Task prompt -
Set down each entry from the block beneath, exactly as written.

— START OF Information provided —

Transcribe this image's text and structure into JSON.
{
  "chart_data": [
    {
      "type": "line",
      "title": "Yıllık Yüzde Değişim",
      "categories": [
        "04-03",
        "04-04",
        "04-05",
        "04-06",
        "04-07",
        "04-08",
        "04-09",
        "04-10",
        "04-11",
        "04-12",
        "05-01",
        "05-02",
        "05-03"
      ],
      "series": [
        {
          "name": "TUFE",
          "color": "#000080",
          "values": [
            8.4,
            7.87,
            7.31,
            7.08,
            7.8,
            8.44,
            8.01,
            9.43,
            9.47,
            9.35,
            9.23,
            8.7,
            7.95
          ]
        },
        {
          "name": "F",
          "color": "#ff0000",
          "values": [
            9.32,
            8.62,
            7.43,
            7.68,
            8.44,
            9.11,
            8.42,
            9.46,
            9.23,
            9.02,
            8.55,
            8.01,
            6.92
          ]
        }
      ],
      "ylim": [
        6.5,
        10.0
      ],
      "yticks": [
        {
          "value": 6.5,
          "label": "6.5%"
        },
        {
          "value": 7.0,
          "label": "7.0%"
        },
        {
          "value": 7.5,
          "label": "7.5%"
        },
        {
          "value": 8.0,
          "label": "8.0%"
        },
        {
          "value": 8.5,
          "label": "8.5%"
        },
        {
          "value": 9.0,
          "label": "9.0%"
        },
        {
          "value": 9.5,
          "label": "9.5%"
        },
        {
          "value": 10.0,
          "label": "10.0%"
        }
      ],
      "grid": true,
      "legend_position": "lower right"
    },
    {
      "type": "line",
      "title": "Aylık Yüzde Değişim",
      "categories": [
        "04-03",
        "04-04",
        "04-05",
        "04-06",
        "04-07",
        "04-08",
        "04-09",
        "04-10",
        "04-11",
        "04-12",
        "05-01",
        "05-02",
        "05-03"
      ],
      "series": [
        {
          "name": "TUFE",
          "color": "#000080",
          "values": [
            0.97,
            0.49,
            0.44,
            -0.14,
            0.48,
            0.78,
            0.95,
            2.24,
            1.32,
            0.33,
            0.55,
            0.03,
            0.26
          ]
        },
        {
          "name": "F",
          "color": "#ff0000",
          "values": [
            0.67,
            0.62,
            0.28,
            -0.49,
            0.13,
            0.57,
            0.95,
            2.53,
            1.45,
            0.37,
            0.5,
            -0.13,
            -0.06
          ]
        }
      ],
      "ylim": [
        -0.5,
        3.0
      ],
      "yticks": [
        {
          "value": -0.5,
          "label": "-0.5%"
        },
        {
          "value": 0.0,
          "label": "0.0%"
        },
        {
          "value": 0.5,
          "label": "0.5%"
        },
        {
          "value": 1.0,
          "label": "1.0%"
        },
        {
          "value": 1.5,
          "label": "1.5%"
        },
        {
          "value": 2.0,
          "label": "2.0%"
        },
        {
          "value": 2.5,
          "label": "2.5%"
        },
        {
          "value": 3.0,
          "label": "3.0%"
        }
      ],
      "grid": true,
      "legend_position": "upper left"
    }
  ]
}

— END OF Information provided —

Response to this exercise -
Transcribe this image's text and structure into JSON.
{
  "chart_data": [
    {
      "type": "line",
      "title": "Yıllık Yüzde Değişim",
      "categories": [
        "04-03",
        "04-04",
        "04-05",
        "04-06",
        "04-07",
        "04-08",
        "04-09",
        "04-10",
        "04-11",
        "04-12",
        "05-01",
        "05-02",
        "05-03"
      ],
      "series": [
        {
          "name": "TUFE",
          "color": "#000080",
          "values": [
            8.4,
            7.87,
            7.31,
            7.08,
            7.8,
            8.44,
            8.01,
            9.43,
            9.47,
            9.35,
            9.23,
            8.7,
            7.95
          ]
        },
        {
          "name": "F",
          "color": "#ff0000",
          "values": [
            9.32,
            8.62,
            7.43,
            7.68,
            8.44,
            9.11,
            8.42,
            9.46,
            9.23,
            9.02,
            8.55,
            8.01,
            6.92
          ]
        }
      ],
      "ylim": [
        6.5,
        10.0
      ],
      "yticks": [
        {
          "value": 6.5,
          "label": "6.5%"
        },
        {
          "value": 7.0,
          "label": "7.0%"
        },
        {
          "value": 7.5,
          "label": "7.5%"
        },
        {
          "value": 8.0,
          "label": "8.0%"
        },
        {
          "value": 8.5,
          "label": "8.5%"
        },
        {
          "value": 9.0,
          "label": "9.0%"
        },
        {
          "value": 9.5,
          "label": "9.5%"
        },
        {
          "value": 10.0,
          "label": "10.0%"
        }
      ],
      "grid": true,
      "legend_position": "lower right"
    },
    {
      "type": "line",
      "title": "Aylık Yüzde Değişim",
      "categories": [
        "04-03",
        "04-04",
        "04-05",
        "04-06",
        "04-07",
        "04-08",
        "04-09",
        "04-10",
        "04-11",
        "04-12",
        "05-01",
        "05-02",
        "05-03"
      ],
      "series": [
        {
          "name": "TUFE",
          "color": "#000080",
          "values": [
            0.97,
            0.49,
            0.44,
            -0.14,
            0.48,
            0.78,
            0.95,
            2.24,
            1.32,
            0.33,
            0.55,
            0.03,
            0.26
          ]
        },
        {
          "name": "F",
          "color": "#ff0000",
          "values": [
            0.67,
            0.62,
            0.28,
            -0.49,
            0.13,
            0.57,
            0.95,
            2.53,
            1.45,
            0.37,
            0.5,
            -0.13,
            -0.06
          ]
        }
      ],
      "ylim": [
        -0.5,
        3.0
      ],
      "yticks": [
        {
          "value": -0.5,
          "label": "-0.5%"
        },
        {
          "value": 0.0,
          "label": "0.0%"
        },
        {
          "value": 0.5,
          "label": "0.5%"
        },
        {
          "value": 1.0,
          "label": "1.0%"
        },
        {
          "value": 1.5,
          "label": "1.5%"
        },
        {
          "value": 2.0,
          "label": "2.0%"
        },
        {
          "value": 2.5,
          "label": "2.5%"
        },
        {
          "value": 3.0,
          "label": "3.0%"
        }
      ],
      "grid": true,
      "legend_position": "upper left"
    }
  ]
}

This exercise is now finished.